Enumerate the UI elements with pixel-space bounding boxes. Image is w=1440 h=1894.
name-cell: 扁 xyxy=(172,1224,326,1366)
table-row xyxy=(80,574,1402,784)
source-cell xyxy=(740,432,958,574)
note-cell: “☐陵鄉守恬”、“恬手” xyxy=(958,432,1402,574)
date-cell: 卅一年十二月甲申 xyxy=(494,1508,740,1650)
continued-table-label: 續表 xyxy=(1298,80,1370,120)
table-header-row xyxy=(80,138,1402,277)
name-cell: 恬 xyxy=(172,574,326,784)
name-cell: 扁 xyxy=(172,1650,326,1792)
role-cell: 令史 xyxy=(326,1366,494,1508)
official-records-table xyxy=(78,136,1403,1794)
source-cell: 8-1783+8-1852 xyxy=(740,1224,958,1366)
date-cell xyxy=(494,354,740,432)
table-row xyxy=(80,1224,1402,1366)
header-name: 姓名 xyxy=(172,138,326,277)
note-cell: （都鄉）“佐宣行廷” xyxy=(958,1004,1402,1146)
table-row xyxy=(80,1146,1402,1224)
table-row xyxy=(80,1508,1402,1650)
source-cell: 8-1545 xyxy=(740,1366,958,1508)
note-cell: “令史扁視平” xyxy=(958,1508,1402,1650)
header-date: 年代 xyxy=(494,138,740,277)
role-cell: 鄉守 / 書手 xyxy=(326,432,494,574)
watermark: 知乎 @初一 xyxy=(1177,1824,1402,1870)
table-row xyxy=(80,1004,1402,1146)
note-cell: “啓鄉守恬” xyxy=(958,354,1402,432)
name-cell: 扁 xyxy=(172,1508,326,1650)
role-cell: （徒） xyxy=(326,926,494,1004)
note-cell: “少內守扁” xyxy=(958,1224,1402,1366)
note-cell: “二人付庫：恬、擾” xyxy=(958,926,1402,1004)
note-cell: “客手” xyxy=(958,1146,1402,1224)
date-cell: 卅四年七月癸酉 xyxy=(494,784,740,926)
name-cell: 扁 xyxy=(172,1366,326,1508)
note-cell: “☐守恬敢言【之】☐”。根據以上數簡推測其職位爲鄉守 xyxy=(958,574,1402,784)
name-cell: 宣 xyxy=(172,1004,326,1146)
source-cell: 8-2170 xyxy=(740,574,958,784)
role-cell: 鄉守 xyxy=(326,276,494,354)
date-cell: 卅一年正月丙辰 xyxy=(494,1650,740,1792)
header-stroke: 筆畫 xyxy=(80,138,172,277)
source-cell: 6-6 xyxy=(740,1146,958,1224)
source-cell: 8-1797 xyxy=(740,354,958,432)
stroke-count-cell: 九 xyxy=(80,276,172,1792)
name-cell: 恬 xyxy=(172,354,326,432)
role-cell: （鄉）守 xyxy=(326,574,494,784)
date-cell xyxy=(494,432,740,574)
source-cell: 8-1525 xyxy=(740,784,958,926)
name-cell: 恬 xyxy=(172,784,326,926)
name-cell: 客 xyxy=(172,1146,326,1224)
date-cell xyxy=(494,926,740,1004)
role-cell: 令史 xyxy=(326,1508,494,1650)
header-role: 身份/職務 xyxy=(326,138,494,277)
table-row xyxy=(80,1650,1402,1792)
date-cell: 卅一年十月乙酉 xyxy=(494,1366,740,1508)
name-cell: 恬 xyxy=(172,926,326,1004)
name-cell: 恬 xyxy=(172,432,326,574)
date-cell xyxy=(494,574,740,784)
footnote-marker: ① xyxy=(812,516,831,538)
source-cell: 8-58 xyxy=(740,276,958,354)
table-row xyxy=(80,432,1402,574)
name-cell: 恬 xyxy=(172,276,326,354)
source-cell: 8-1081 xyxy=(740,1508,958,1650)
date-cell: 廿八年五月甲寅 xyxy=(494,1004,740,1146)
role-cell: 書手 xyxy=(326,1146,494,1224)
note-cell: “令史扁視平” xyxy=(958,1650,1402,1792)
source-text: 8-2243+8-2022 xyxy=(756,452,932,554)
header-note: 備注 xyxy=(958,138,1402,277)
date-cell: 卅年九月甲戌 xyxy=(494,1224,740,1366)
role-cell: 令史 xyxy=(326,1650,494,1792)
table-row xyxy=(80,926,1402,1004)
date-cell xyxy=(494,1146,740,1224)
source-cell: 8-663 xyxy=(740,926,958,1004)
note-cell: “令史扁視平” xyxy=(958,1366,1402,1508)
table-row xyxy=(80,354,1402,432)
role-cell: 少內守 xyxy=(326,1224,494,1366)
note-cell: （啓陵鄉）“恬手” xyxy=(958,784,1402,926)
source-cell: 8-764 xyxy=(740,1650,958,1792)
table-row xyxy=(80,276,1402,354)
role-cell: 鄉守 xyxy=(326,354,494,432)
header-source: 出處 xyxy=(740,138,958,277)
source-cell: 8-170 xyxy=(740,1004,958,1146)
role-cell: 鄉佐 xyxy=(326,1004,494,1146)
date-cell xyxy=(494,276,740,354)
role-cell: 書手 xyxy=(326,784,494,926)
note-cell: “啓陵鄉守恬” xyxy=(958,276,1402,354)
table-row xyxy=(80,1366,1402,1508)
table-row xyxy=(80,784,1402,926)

※ ※ ※

• PROBLEM TO WORK ON: Can you lay out every line of the material above as a Markdown table with the columns No and Line, skipping blank lines?

• ANSWER TO THE PROBLEM:
| No | Line |
|---|---|
| 1 | Enumerate the UI elements with pixel-space bounding boxes. Image is w=1440 h=1894. |
| 2 | name-cell: 扁 xyxy=(172,1224,326,1366) |
| 3 | table-row xyxy=(80,574,1402,784) |
| 4 | source-cell xyxy=(740,432,958,574) |
| 5 | note-cell: “☐陵鄉守恬”、“恬手” xyxy=(958,432,1402,574) |
| 6 | date-cell: 卅一年十二月甲申 xyxy=(494,1508,740,1650) |
| 7 | continued-table-label: 續表 xyxy=(1298,80,1370,120) |
| 8 | table-header-row xyxy=(80,138,1402,277) |
| 9 | name-cell: 恬 xyxy=(172,574,326,784) |
| 10 | name-cell: 扁 xyxy=(172,1650,326,1792) |
| 11 | role-cell: 令史 xyxy=(326,1366,494,1508) |
| 12 | official-records-table xyxy=(78,136,1403,1794) |
| 13 | source-cell: 8-1783+8-1852 xyxy=(740,1224,958,1366) |
| 14 | date-cell xyxy=(494,354,740,432) |
| 15 | table-row xyxy=(80,1224,1402,1366) |
| 16 | header-name: 姓名 xyxy=(172,138,326,277) |
| 17 | note-cell: （都鄉）“佐宣行廷” xyxy=(958,1004,1402,1146) |
| 18 | table-row xyxy=(80,1146,1402,1224) |
| 19 | table-row xyxy=(80,1508,1402,1650) |
| 20 | source-cell: 8-1545 xyxy=(740,1366,958,1508) |
| 21 | note-cell: “令史扁視平” xyxy=(958,1508,1402,1650) |
| 22 | header-date: 年代 xyxy=(494,138,740,277) |
| 23 | role-cell: 鄉守 / 書手 xyxy=(326,432,494,574) |
| 24 | watermark: 知乎 @初一 xyxy=(1177,1824,1402,1870) |
| 25 | table-row xyxy=(80,1004,1402,1146) |
| 26 | note-cell: “啓鄉守恬” xyxy=(958,354,1402,432) |
| 27 | name-cell: 扁 xyxy=(172,1508,326,1650) |
| 28 | role-cell: （徒） xyxy=(326,926,494,1004) |
| 29 | note-cell: “少內守扁” xyxy=(958,1224,1402,1366) |
| 30 | note-cell: “二人付庫：恬、擾” xyxy=(958,926,1402,1004) |
| 31 | note-cell: “客手” xyxy=(958,1146,1402,1224) |
| 32 | date-cell: 卅四年七月癸酉 xyxy=(494,784,740,926) |
| 33 | name-cell: 扁 xyxy=(172,1366,326,1508) |
| 34 | note-cell: “☐守恬敢言【之】☐”。根據以上數簡推測其職位爲鄉守 xyxy=(958,574,1402,784) |
| 35 | name-cell: 宣 xyxy=(172,1004,326,1146) |
| 36 | source-cell: 8-2170 xyxy=(740,574,958,784) |
| 37 | role-cell: 鄉守 xyxy=(326,276,494,354) |
| 38 | date-cell: 卅一年正月丙辰 xyxy=(494,1650,740,1792) |
| 39 | header-stroke: 筆畫 xyxy=(80,138,172,277) |
| 40 | source-cell: 6-6 xyxy=(740,1146,958,1224) |
| 41 | source-cell: 8-1797 xyxy=(740,354,958,432) |
| 42 | stroke-count-cell: 九 xyxy=(80,276,172,1792) |
| 43 | name-cell: 恬 xyxy=(172,354,326,432) |
| 44 | role-cell: （鄉）守 xyxy=(326,574,494,784) |
| 45 | date-cell xyxy=(494,432,740,574) |
| 46 | source-cell: 8-1525 xyxy=(740,784,958,926) |
| 47 | name-cell: 恬 xyxy=(172,784,326,926) |
| 48 | name-cell: 客 xyxy=(172,1146,326,1224) |
| 49 | date-cell xyxy=(494,926,740,1004) |
| 50 | role-cell: 令史 xyxy=(326,1508,494,1650) |
| 51 | header-role: 身份/職務 xyxy=(326,138,494,277) |
| 52 | table-row xyxy=(80,1650,1402,1792) |
| 53 | date-cell: 卅一年十月乙酉 xyxy=(494,1366,740,1508) |
| 54 | name-cell: 恬 xyxy=(172,926,326,1004) |
| 55 | name-cell: 恬 xyxy=(172,432,326,574) |
| 56 | date-cell xyxy=(494,574,740,784) |
| 57 | footnote-marker: ① xyxy=(812,516,831,538) |
| 58 | source-cell: 8-58 xyxy=(740,276,958,354) |
| 59 | table-row xyxy=(80,432,1402,574) |
| 60 | name-cell: 恬 xyxy=(172,276,326,354) |
| 61 | source-cell: 8-1081 xyxy=(740,1508,958,1650) |
| 62 | date-cell: 廿八年五月甲寅 xyxy=(494,1004,740,1146) |
| 63 | role-cell: 書手 xyxy=(326,1146,494,1224) |
| 64 | note-cell: “令史扁視平” xyxy=(958,1650,1402,1792) |
| 65 | source-text: 8-2243+8-2022 xyxy=(756,452,932,554) |
| 66 | header-note: 備注 xyxy=(958,138,1402,277) |
| 67 | date-cell: 卅年九月甲戌 xyxy=(494,1224,740,1366) |
| 68 | role-cell: 令史 xyxy=(326,1650,494,1792) |
| 69 | table-row xyxy=(80,926,1402,1004) |
| 70 | date-cell xyxy=(494,1146,740,1224) |
| 71 | source-cell: 8-663 xyxy=(740,926,958,1004) |
| 72 | note-cell: “令史扁視平” xyxy=(958,1366,1402,1508) |
| 73 | table-row xyxy=(80,354,1402,432) |
| 74 | role-cell: 少內守 xyxy=(326,1224,494,1366) |
| 75 | note-cell: （啓陵鄉）“恬手” xyxy=(958,784,1402,926) |
| 76 | source-cell: 8-764 xyxy=(740,1650,958,1792) |
| 77 | table-row xyxy=(80,276,1402,354) |
| 78 | role-cell: 鄉守 xyxy=(326,354,494,432) |
| 79 | header-source: 出處 xyxy=(740,138,958,277) |
| 80 | source-cell: 8-170 xyxy=(740,1004,958,1146) |
| 81 | role-cell: 鄉佐 xyxy=(326,1004,494,1146) |
| 82 | date-cell xyxy=(494,276,740,354) |
| 83 | role-cell: 書手 xyxy=(326,784,494,926) |
| 84 | note-cell: “啓陵鄉守恬” xyxy=(958,276,1402,354) |
| 85 | table-row xyxy=(80,1366,1402,1508) |
| 86 | table-row xyxy=(80,784,1402,926) |